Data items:
::::::::

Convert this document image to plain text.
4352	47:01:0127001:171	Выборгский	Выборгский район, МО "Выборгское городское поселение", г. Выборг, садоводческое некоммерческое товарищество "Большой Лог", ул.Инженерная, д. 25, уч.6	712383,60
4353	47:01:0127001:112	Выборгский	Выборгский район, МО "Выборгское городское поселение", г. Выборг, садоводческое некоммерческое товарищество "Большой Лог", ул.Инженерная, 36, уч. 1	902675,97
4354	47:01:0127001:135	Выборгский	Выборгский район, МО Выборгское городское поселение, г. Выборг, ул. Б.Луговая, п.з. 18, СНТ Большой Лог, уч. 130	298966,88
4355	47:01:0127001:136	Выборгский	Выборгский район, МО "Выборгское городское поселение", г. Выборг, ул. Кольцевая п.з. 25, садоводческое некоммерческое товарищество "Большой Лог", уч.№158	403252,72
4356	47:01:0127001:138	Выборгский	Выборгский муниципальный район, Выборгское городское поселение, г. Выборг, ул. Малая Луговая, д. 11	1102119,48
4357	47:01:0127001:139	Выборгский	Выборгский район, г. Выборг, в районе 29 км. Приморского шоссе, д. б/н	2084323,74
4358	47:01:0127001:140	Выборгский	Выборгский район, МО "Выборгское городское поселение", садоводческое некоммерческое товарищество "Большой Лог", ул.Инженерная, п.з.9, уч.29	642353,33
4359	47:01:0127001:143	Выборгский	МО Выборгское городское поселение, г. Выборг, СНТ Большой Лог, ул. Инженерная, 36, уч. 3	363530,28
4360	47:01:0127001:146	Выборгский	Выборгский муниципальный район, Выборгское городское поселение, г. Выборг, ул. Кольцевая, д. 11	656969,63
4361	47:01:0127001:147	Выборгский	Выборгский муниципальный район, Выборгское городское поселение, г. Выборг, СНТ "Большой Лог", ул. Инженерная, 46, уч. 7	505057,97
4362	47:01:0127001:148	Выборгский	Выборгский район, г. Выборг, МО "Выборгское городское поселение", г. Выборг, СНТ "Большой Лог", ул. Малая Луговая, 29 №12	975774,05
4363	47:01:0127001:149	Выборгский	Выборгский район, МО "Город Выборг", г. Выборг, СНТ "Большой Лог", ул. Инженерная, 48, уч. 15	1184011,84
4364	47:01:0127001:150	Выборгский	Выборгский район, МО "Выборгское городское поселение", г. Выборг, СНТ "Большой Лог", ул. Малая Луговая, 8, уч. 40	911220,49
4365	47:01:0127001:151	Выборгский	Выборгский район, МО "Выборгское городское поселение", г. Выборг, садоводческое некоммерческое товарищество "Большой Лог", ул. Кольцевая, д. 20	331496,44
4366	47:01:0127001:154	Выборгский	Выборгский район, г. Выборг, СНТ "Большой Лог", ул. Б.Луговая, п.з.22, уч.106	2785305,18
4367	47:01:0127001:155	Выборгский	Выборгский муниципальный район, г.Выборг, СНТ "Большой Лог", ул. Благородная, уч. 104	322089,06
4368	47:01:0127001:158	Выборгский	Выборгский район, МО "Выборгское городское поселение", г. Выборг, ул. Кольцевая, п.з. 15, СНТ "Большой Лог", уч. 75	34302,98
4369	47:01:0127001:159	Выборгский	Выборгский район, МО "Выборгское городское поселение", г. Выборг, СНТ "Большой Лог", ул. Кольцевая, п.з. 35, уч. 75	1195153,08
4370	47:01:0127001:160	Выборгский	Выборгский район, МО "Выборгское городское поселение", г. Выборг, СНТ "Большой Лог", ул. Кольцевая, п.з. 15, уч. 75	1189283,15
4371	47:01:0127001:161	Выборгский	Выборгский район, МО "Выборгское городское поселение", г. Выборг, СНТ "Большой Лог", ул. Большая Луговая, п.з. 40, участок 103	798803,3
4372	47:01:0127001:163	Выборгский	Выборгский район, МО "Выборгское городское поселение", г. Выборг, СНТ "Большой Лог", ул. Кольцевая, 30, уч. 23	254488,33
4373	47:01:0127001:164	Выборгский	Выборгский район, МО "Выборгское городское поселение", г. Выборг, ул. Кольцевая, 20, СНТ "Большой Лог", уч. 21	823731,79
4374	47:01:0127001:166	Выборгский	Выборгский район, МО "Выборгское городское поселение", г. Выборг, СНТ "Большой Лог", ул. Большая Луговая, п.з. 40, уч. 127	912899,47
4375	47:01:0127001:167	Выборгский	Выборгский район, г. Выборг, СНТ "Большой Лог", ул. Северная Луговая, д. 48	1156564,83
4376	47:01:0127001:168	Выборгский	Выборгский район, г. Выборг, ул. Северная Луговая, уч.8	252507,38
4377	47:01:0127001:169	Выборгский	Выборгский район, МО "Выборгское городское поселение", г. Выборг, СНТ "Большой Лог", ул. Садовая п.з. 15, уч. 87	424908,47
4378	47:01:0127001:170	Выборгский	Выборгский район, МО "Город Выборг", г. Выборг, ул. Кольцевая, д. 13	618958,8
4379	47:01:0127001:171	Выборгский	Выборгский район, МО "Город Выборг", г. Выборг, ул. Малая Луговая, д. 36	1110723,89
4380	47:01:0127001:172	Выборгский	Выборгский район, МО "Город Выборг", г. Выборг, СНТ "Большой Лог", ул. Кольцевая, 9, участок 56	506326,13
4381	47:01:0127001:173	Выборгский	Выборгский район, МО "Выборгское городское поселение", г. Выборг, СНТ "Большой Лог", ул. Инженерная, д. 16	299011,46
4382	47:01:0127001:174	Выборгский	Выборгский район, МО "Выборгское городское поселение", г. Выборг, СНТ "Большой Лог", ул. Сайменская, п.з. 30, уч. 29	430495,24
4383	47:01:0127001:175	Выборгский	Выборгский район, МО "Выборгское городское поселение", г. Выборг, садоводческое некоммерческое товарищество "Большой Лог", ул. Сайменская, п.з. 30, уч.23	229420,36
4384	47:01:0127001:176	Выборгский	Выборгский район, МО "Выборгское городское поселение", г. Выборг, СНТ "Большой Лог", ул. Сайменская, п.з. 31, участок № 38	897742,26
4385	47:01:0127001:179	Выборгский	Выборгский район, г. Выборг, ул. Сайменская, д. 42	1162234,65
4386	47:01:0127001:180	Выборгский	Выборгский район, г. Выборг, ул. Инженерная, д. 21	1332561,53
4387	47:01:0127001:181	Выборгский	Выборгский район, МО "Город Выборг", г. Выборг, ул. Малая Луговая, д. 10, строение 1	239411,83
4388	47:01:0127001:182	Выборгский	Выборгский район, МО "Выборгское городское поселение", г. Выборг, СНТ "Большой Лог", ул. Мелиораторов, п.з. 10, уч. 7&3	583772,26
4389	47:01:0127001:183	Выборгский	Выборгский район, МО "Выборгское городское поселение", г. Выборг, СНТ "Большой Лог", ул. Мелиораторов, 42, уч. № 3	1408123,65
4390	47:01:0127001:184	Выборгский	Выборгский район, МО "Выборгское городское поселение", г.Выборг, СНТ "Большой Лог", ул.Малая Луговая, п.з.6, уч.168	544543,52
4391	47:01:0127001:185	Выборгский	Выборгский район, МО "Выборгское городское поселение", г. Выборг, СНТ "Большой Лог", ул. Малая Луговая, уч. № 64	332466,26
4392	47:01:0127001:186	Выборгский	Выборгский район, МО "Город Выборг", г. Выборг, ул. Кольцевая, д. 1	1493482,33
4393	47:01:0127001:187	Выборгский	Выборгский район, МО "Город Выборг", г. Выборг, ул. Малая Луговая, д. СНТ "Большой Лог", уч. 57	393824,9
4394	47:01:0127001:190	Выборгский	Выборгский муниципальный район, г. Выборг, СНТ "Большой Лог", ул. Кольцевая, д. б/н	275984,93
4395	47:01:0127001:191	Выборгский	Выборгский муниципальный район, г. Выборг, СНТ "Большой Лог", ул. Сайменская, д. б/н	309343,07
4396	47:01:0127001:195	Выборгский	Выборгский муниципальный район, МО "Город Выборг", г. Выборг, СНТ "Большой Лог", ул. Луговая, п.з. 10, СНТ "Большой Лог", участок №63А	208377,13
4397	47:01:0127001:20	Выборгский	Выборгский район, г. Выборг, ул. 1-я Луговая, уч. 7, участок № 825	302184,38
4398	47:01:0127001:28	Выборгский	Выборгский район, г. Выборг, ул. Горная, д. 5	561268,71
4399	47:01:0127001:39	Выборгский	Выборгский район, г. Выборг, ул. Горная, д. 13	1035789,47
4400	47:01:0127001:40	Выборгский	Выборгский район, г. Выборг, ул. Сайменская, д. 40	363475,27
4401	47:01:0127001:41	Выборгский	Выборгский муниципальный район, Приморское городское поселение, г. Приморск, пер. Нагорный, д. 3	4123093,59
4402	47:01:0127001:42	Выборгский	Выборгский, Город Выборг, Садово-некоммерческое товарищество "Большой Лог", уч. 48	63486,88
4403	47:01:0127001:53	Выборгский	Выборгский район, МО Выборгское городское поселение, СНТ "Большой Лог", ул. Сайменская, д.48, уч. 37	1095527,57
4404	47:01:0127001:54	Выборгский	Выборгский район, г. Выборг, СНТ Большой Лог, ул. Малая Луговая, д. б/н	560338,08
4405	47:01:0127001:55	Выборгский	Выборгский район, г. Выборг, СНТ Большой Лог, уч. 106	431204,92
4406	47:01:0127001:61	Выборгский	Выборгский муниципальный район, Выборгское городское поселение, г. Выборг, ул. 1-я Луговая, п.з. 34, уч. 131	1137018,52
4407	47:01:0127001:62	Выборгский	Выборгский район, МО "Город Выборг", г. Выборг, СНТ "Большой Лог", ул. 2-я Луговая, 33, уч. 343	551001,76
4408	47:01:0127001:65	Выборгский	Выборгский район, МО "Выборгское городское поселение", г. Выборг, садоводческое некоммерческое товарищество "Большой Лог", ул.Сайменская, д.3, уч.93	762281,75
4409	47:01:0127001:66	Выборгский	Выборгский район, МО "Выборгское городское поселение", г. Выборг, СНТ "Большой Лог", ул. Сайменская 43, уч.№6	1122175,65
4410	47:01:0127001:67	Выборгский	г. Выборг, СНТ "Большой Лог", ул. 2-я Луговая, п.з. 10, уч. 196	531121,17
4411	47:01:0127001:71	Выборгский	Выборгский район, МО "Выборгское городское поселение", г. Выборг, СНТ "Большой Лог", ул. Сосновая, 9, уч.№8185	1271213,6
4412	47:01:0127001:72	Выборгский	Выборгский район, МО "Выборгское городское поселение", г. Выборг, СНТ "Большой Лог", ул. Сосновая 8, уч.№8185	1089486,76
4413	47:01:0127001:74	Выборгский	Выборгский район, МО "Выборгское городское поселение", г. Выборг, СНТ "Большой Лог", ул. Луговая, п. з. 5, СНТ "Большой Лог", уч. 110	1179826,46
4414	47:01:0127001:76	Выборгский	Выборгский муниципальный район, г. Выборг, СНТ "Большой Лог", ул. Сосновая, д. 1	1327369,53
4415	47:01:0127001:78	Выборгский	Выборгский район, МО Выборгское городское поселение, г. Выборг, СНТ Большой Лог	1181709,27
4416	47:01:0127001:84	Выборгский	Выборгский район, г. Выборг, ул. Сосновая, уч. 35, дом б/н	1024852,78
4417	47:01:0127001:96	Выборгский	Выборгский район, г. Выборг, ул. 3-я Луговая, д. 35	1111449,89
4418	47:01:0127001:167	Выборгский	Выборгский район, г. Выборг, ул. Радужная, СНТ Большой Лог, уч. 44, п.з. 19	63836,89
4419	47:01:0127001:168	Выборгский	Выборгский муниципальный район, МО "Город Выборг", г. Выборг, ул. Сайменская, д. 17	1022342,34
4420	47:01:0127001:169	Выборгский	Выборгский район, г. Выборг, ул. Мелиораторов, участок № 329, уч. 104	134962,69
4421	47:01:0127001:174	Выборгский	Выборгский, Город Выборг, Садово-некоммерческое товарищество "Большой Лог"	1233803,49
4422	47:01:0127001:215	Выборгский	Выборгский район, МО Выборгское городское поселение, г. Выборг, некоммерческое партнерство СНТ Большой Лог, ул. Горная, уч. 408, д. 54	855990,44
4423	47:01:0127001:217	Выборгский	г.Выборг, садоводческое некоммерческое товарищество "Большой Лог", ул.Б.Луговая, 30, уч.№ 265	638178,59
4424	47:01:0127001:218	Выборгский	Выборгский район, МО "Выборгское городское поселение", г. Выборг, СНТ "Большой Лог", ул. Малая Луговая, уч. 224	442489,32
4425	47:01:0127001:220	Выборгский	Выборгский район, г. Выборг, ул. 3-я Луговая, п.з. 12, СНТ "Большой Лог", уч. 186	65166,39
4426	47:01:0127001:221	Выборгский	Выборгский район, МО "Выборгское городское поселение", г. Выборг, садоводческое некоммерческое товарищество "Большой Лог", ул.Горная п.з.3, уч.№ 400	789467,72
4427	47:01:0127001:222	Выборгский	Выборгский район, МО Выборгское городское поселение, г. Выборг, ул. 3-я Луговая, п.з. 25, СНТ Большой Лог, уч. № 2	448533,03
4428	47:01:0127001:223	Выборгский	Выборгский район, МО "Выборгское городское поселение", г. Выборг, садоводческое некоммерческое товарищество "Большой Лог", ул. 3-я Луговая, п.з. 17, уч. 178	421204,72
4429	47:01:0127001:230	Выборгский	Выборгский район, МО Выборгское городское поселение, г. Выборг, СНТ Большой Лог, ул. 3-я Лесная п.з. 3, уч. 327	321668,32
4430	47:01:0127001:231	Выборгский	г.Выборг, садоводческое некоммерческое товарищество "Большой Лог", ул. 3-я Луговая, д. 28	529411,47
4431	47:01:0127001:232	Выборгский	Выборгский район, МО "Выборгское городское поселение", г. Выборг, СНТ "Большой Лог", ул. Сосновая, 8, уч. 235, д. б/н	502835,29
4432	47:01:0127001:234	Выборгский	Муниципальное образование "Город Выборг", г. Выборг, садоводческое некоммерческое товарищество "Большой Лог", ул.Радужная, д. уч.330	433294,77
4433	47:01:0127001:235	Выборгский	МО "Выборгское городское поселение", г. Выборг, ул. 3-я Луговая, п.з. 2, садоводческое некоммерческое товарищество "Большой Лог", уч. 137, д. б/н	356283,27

::::::::

• _Problem to solve_
Which lines above contain "Северная"? Show each of them.

• _Solution below_
4375	47:01:0127001:167	Выборгский	Выборгский район, г. Выборг, СНТ "Большой Лог", ул. Северная Луговая, д. 48	1156564,83
4376	47:01:0127001:168	Выборгский	Выборгский район, г. Выборг, ул. Северная Луговая, уч.8	252507,38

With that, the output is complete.